EXERCISE DATA:
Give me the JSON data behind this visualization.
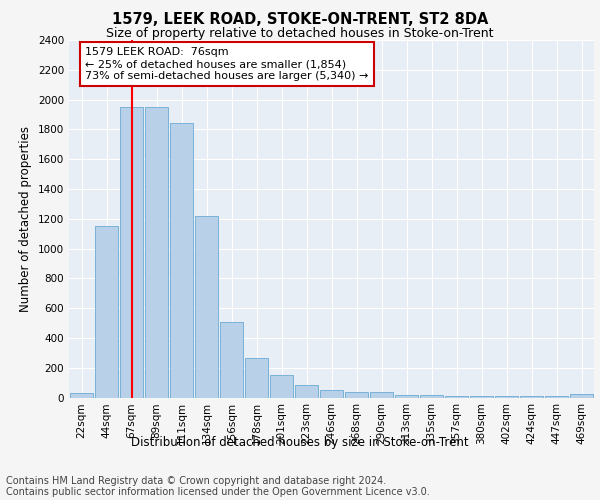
{
  "title": "1579, LEEK ROAD, STOKE-ON-TRENT, ST2 8DA",
  "subtitle": "Size of property relative to detached houses in Stoke-on-Trent",
  "xlabel": "Distribution of detached houses by size in Stoke-on-Trent",
  "ylabel": "Number of detached properties",
  "categories": [
    "22sqm",
    "44sqm",
    "67sqm",
    "89sqm",
    "111sqm",
    "134sqm",
    "156sqm",
    "178sqm",
    "201sqm",
    "223sqm",
    "246sqm",
    "268sqm",
    "290sqm",
    "313sqm",
    "335sqm",
    "357sqm",
    "380sqm",
    "402sqm",
    "424sqm",
    "447sqm",
    "469sqm"
  ],
  "values": [
    30,
    1150,
    1950,
    1950,
    1840,
    1220,
    505,
    265,
    150,
    85,
    50,
    40,
    38,
    20,
    15,
    12,
    10,
    8,
    8,
    8,
    22
  ],
  "bar_color": "#b8d0e8",
  "bar_edge_color": "#6aaad4",
  "red_line_index": 2,
  "ylim": [
    0,
    2400
  ],
  "yticks": [
    0,
    200,
    400,
    600,
    800,
    1000,
    1200,
    1400,
    1600,
    1800,
    2000,
    2200,
    2400
  ],
  "annotation_title": "1579 LEEK ROAD:  76sqm",
  "annotation_line1": "← 25% of detached houses are smaller (1,854)",
  "annotation_line2": "73% of semi-detached houses are larger (5,340) →",
  "annotation_box_edge_color": "#cc0000",
  "footer_line1": "Contains HM Land Registry data © Crown copyright and database right 2024.",
  "footer_line2": "Contains public sector information licensed under the Open Government Licence v3.0.",
  "fig_bg_color": "#f5f5f5",
  "plot_bg_color": "#e8eef5",
  "title_fontsize": 10.5,
  "subtitle_fontsize": 9,
  "tick_fontsize": 7.5,
  "ylabel_fontsize": 8.5,
  "xlabel_fontsize": 8.5,
  "footer_fontsize": 7,
  "annotation_fontsize": 8
}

THE PROBLEM:
Copy the listing in full and without alteration, omitting every picture.

TASK OUTPUT:
Give me the JSON data behind this visualization.
{
  "title": "1579, LEEK ROAD, STOKE-ON-TRENT, ST2 8DA",
  "subtitle": "Size of property relative to detached houses in Stoke-on-Trent",
  "xlabel": "Distribution of detached houses by size in Stoke-on-Trent",
  "ylabel": "Number of detached properties",
  "categories": [
    "22sqm",
    "44sqm",
    "67sqm",
    "89sqm",
    "111sqm",
    "134sqm",
    "156sqm",
    "178sqm",
    "201sqm",
    "223sqm",
    "246sqm",
    "268sqm",
    "290sqm",
    "313sqm",
    "335sqm",
    "357sqm",
    "380sqm",
    "402sqm",
    "424sqm",
    "447sqm",
    "469sqm"
  ],
  "values": [
    30,
    1150,
    1950,
    1950,
    1840,
    1220,
    505,
    265,
    150,
    85,
    50,
    40,
    38,
    20,
    15,
    12,
    10,
    8,
    8,
    8,
    22
  ],
  "bar_color": "#b8d0e8",
  "bar_edge_color": "#6aaad4",
  "red_line_index": 2,
  "ylim": [
    0,
    2400
  ],
  "yticks": [
    0,
    200,
    400,
    600,
    800,
    1000,
    1200,
    1400,
    1600,
    1800,
    2000,
    2200,
    2400
  ],
  "annotation_title": "1579 LEEK ROAD:  76sqm",
  "annotation_line1": "← 25% of detached houses are smaller (1,854)",
  "annotation_line2": "73% of semi-detached houses are larger (5,340) →",
  "annotation_box_edge_color": "#cc0000",
  "footer_line1": "Contains HM Land Registry data © Crown copyright and database right 2024.",
  "footer_line2": "Contains public sector information licensed under the Open Government Licence v3.0.",
  "fig_bg_color": "#f5f5f5",
  "plot_bg_color": "#e8eef5",
  "title_fontsize": 10.5,
  "subtitle_fontsize": 9,
  "tick_fontsize": 7.5,
  "ylabel_fontsize": 8.5,
  "xlabel_fontsize": 8.5,
  "footer_fontsize": 7,
  "annotation_fontsize": 8
}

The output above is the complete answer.